-- BEGIN DATA EXCERPTS --

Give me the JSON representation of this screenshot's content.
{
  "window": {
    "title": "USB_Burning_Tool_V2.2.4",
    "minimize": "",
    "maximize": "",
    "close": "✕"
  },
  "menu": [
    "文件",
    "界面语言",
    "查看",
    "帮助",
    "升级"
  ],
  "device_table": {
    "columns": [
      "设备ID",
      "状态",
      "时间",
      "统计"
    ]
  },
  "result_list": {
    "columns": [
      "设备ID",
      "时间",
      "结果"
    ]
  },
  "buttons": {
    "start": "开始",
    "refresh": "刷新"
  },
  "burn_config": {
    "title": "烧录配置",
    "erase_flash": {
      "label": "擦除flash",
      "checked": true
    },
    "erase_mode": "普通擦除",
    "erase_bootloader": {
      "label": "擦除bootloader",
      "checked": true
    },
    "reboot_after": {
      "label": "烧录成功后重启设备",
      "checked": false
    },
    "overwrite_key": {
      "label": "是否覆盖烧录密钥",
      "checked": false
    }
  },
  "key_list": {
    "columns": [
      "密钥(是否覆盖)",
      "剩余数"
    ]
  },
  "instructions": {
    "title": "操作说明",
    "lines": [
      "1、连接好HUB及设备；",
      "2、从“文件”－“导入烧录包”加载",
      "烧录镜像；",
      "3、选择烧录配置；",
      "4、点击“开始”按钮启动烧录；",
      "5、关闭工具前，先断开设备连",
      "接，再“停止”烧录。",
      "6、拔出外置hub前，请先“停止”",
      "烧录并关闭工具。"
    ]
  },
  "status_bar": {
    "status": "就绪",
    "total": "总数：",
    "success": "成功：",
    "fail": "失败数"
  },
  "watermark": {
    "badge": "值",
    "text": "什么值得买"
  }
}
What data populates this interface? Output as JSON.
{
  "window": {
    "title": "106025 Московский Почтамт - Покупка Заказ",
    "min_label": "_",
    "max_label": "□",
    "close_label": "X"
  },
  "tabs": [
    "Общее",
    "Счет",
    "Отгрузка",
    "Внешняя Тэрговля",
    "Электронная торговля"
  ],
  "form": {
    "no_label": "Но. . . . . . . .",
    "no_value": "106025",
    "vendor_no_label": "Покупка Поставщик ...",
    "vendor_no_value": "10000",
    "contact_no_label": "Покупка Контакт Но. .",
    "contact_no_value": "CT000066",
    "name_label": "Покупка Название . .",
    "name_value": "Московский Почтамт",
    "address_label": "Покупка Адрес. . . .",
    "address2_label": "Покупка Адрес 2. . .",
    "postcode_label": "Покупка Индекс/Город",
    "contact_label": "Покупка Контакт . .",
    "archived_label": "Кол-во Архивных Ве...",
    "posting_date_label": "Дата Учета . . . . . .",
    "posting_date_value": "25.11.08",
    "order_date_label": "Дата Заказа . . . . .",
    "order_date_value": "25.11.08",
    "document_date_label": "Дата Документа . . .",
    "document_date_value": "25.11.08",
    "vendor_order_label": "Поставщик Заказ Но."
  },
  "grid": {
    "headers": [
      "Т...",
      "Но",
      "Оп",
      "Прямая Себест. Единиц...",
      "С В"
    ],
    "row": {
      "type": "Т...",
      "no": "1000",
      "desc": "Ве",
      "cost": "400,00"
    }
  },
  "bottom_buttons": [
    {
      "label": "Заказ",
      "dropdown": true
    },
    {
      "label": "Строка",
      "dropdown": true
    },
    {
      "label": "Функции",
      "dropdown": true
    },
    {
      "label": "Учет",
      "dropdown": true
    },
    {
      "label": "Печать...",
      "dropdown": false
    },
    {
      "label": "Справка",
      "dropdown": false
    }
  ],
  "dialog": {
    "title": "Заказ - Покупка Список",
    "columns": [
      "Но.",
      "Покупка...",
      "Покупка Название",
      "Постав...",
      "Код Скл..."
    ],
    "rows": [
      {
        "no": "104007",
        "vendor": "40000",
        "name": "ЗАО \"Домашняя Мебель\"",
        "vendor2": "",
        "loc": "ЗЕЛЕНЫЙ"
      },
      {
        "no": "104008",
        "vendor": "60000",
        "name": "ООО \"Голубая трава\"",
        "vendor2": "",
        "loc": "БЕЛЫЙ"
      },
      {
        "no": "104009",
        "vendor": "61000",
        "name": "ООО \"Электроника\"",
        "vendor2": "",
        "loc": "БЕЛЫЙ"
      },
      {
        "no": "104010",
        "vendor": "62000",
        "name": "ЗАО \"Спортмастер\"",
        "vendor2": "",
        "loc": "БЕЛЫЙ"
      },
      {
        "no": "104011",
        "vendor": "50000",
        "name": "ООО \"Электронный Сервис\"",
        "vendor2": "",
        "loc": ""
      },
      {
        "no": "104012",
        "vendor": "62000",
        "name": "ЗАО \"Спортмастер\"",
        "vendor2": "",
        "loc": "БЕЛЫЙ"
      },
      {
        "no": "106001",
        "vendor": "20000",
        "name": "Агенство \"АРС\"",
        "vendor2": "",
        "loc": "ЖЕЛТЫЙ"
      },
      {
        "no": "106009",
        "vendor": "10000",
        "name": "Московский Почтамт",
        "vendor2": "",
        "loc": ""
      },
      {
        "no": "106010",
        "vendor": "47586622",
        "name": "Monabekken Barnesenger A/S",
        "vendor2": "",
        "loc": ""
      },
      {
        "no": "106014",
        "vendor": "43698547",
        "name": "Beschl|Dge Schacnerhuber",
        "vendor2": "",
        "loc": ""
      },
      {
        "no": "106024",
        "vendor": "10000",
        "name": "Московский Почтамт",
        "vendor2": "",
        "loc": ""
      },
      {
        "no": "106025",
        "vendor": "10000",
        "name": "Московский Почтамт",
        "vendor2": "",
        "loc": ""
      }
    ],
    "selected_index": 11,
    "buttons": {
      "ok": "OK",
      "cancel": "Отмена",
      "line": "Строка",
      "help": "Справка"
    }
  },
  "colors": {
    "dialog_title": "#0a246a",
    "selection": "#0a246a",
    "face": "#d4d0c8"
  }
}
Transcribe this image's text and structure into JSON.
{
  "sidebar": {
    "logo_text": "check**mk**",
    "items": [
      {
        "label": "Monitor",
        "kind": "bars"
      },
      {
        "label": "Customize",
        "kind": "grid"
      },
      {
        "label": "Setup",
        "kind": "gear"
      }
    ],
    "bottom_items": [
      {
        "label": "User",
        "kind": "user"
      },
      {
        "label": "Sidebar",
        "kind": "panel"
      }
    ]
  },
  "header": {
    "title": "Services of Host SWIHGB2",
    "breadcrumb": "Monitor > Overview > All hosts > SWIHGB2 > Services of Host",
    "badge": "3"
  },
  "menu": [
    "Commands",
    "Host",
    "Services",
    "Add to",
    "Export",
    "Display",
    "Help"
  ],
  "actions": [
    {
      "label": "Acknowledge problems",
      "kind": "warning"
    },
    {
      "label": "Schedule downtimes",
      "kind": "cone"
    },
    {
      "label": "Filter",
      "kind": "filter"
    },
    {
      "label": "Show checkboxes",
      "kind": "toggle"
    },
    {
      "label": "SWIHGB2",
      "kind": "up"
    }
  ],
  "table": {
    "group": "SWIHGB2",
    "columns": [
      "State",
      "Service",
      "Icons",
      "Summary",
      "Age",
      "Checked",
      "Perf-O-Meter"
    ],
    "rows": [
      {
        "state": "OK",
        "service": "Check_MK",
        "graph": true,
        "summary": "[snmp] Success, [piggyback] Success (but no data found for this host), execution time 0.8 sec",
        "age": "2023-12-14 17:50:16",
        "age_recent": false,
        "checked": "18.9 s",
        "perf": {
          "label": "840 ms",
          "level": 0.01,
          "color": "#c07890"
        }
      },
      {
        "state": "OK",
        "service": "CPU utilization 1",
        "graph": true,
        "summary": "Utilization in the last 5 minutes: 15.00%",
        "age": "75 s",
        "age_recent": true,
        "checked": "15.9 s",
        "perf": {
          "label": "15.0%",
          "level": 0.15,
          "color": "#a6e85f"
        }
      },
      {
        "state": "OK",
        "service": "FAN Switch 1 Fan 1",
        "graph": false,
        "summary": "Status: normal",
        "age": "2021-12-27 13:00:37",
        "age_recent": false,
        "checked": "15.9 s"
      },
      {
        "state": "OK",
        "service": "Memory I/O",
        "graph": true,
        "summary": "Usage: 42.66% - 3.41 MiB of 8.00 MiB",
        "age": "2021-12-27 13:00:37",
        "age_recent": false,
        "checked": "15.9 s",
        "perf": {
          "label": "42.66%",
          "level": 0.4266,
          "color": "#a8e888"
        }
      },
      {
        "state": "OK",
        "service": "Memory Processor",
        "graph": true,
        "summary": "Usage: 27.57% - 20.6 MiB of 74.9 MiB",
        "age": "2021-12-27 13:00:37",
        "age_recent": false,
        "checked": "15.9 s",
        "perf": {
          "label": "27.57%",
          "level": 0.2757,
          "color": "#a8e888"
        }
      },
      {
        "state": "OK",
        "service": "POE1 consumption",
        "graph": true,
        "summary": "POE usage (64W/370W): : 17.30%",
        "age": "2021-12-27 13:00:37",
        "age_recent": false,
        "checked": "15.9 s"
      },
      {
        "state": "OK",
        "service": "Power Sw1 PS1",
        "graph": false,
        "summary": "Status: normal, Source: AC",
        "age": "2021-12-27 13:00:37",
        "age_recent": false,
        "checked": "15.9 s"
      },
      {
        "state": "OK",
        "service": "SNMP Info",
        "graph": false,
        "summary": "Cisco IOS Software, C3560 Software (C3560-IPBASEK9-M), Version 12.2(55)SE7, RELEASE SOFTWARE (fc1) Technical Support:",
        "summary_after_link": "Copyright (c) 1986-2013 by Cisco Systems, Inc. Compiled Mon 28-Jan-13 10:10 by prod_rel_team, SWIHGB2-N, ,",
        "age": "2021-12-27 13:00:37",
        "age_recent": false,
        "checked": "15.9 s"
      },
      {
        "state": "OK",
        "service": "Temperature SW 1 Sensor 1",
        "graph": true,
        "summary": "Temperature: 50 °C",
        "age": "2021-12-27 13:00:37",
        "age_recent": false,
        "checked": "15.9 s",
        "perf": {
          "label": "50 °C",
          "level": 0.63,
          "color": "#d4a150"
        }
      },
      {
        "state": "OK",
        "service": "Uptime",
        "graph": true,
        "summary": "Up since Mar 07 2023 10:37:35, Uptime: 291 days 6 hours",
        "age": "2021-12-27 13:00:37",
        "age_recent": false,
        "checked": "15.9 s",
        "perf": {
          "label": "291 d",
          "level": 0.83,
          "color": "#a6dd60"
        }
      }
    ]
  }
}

-- END DATA EXCERPTS --

REQUIRED TASK: Look for the word "Название" in every line of the listing and copy the lines that have it.

TASK OUTPUT:
    "name_label": "Покупка Название . .",
      "Покупка Название",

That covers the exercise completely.